▸ Exercise details
Every line of the material below should be repeated exactly.

begin The records

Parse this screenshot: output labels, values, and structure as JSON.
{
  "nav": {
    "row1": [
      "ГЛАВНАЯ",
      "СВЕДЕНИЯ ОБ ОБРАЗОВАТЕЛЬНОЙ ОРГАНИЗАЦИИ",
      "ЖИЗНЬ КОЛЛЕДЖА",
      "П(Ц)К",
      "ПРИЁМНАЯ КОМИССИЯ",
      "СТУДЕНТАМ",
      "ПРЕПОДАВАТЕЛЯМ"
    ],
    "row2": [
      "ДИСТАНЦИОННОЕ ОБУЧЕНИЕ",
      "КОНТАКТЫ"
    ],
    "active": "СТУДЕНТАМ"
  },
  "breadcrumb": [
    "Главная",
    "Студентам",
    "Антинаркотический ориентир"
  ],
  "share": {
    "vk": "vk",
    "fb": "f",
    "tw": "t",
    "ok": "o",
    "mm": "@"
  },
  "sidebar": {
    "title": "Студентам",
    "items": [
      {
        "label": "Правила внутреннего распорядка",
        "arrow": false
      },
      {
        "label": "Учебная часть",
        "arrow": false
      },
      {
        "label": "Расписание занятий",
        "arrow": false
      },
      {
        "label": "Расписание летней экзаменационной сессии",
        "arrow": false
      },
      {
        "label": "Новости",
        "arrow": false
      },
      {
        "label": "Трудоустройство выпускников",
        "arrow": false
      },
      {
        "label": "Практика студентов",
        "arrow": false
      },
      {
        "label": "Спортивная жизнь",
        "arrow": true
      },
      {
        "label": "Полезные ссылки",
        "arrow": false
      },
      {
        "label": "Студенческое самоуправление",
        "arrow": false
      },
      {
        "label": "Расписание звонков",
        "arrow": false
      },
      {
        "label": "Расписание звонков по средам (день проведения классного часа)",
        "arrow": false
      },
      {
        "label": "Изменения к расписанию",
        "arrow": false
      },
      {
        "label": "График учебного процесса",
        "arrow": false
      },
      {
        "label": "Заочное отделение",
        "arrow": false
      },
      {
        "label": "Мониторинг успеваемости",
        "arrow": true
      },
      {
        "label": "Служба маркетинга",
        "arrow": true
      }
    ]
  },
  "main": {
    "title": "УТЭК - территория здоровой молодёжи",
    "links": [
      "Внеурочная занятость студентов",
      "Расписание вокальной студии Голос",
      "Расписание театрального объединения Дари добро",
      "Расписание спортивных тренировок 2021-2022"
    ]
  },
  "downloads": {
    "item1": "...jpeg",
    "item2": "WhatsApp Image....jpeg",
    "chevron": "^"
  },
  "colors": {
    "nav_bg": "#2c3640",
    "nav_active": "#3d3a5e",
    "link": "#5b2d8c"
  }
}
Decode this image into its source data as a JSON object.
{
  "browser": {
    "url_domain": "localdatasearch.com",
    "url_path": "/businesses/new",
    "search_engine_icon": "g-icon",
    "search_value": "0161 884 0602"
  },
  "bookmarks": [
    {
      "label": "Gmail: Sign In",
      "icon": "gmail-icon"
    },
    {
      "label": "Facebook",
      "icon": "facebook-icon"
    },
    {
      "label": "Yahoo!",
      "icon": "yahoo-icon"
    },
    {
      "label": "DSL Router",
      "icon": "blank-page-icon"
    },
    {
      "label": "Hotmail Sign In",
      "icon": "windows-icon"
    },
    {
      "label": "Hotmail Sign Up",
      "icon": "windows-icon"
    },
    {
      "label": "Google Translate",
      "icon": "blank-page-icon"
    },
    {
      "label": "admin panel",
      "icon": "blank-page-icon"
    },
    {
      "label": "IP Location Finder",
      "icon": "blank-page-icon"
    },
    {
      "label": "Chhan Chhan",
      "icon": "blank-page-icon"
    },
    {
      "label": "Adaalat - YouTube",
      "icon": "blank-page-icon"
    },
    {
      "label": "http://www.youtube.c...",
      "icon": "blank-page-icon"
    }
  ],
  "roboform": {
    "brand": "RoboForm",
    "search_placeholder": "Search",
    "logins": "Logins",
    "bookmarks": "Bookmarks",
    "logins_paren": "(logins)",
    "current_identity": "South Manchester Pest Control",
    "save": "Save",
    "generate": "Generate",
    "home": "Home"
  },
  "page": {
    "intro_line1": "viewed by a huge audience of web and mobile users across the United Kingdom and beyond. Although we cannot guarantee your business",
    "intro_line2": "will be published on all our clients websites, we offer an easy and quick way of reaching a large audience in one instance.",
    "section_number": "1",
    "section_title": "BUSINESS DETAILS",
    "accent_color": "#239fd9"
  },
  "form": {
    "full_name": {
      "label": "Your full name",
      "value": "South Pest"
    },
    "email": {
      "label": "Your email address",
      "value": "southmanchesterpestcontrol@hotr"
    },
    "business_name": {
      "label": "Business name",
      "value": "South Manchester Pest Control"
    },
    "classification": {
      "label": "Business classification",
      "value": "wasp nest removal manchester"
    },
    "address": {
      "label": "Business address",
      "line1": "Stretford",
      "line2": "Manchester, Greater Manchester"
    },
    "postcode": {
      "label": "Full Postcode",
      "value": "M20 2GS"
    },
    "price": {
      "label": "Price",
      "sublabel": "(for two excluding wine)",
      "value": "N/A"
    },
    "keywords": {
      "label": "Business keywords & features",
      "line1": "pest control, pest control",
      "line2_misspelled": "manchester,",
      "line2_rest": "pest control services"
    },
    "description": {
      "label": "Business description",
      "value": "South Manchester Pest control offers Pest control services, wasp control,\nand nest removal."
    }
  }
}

end The records

▸ Answer for this exercise
Parse this screenshot: output labels, values, and structure as JSON.
{
  "nav": {
    "row1": [
      "ГЛАВНАЯ",
      "СВЕДЕНИЯ ОБ ОБРАЗОВАТЕЛЬНОЙ ОРГАНИЗАЦИИ",
      "ЖИЗНЬ КОЛЛЕДЖА",
      "П(Ц)К",
      "ПРИЁМНАЯ КОМИССИЯ",
      "СТУДЕНТАМ",
      "ПРЕПОДАВАТЕЛЯМ"
    ],
    "row2": [
      "ДИСТАНЦИОННОЕ ОБУЧЕНИЕ",
      "КОНТАКТЫ"
    ],
    "active": "СТУДЕНТАМ"
  },
  "breadcrumb": [
    "Главная",
    "Студентам",
    "Антинаркотический ориентир"
  ],
  "share": {
    "vk": "vk",
    "fb": "f",
    "tw": "t",
    "ok": "o",
    "mm": "@"
  },
  "sidebar": {
    "title": "Студентам",
    "items": [
      {
        "label": "Правила внутреннего распорядка",
        "arrow": false
      },
      {
        "label": "Учебная часть",
        "arrow": false
      },
      {
        "label": "Расписание занятий",
        "arrow": false
      },
      {
        "label": "Расписание летней экзаменационной сессии",
        "arrow": false
      },
      {
        "label": "Новости",
        "arrow": false
      },
      {
        "label": "Трудоустройство выпускников",
        "arrow": false
      },
      {
        "label": "Практика студентов",
        "arrow": false
      },
      {
        "label": "Спортивная жизнь",
        "arrow": true
      },
      {
        "label": "Полезные ссылки",
        "arrow": false
      },
      {
        "label": "Студенческое самоуправление",
        "arrow": false
      },
      {
        "label": "Расписание звонков",
        "arrow": false
      },
      {
        "label": "Расписание звонков по средам (день проведения классного часа)",
        "arrow": false
      },
      {
        "label": "Изменения к расписанию",
        "arrow": false
      },
      {
        "label": "График учебного процесса",
        "arrow": false
      },
      {
        "label": "Заочное отделение",
        "arrow": false
      },
      {
        "label": "Мониторинг успеваемости",
        "arrow": true
      },
      {
        "label": "Служба маркетинга",
        "arrow": true
      }
    ]
  },
  "main": {
    "title": "УТЭК - территория здоровой молодёжи",
    "links": [
      "Внеурочная занятость студентов",
      "Расписание вокальной студии Голос",
      "Расписание театрального объединения Дари добро",
      "Расписание спортивных тренировок 2021-2022"
    ]
  },
  "downloads": {
    "item1": "...jpeg",
    "item2": "WhatsApp Image....jpeg",
    "chevron": "^"
  },
  "colors": {
    "nav_bg": "#2c3640",
    "nav_active": "#3d3a5e",
    "link": "#5b2d8c"
  }
}
Decode this image into its source data as a JSON object.
{
  "browser": {
    "url_domain": "localdatasearch.com",
    "url_path": "/businesses/new",
    "search_engine_icon": "g-icon",
    "search_value": "0161 884 0602"
  },
  "bookmarks": [
    {
      "label": "Gmail: Sign In",
      "icon": "gmail-icon"
    },
    {
      "label": "Facebook",
      "icon": "facebook-icon"
    },
    {
      "label": "Yahoo!",
      "icon": "yahoo-icon"
    },
    {
      "label": "DSL Router",
      "icon": "blank-page-icon"
    },
    {
      "label": "Hotmail Sign In",
      "icon": "windows-icon"
    },
    {
      "label": "Hotmail Sign Up",
      "icon": "windows-icon"
    },
    {
      "label": "Google Translate",
      "icon": "blank-page-icon"
    },
    {
      "label": "admin panel",
      "icon": "blank-page-icon"
    },
    {
      "label": "IP Location Finder",
      "icon": "blank-page-icon"
    },
    {
      "label": "Chhan Chhan",
      "icon": "blank-page-icon"
    },
    {
      "label": "Adaalat - YouTube",
      "icon": "blank-page-icon"
    },
    {
      "label": "http://www.youtube.c...",
      "icon": "blank-page-icon"
    }
  ],
  "roboform": {
    "brand": "RoboForm",
    "search_placeholder": "Search",
    "logins": "Logins",
    "bookmarks": "Bookmarks",
    "logins_paren": "(logins)",
    "current_identity": "South Manchester Pest Control",
    "save": "Save",
    "generate": "Generate",
    "home": "Home"
  },
  "page": {
    "intro_line1": "viewed by a huge audience of web and mobile users across the United Kingdom and beyond. Although we cannot guarantee your business",
    "intro_line2": "will be published on all our clients websites, we offer an easy and quick way of reaching a large audience in one instance.",
    "section_number": "1",
    "section_title": "BUSINESS DETAILS",
    "accent_color": "#239fd9"
  },
  "form": {
    "full_name": {
      "label": "Your full name",
      "value": "South Pest"
    },
    "email": {
      "label": "Your email address",
      "value": "southmanchesterpestcontrol@hotr"
    },
    "business_name": {
      "label": "Business name",
      "value": "South Manchester Pest Control"
    },
    "classification": {
      "label": "Business classification",
      "value": "wasp nest removal manchester"
    },
    "address": {
      "label": "Business address",
      "line1": "Stretford",
      "line2": "Manchester, Greater Manchester"
    },
    "postcode": {
      "label": "Full Postcode",
      "value": "M20 2GS"
    },
    "price": {
      "label": "Price",
      "sublabel": "(for two excluding wine)",
      "value": "N/A"
    },
    "keywords": {
      "label": "Business keywords & features",
      "line1": "pest control, pest control",
      "line2_misspelled": "manchester,",
      "line2_rest": "pest control services"
    },
    "description": {
      "label": "Business description",
      "value": "South Manchester Pest control offers Pest control services, wasp control,\nand nest removal."
    }
  }
}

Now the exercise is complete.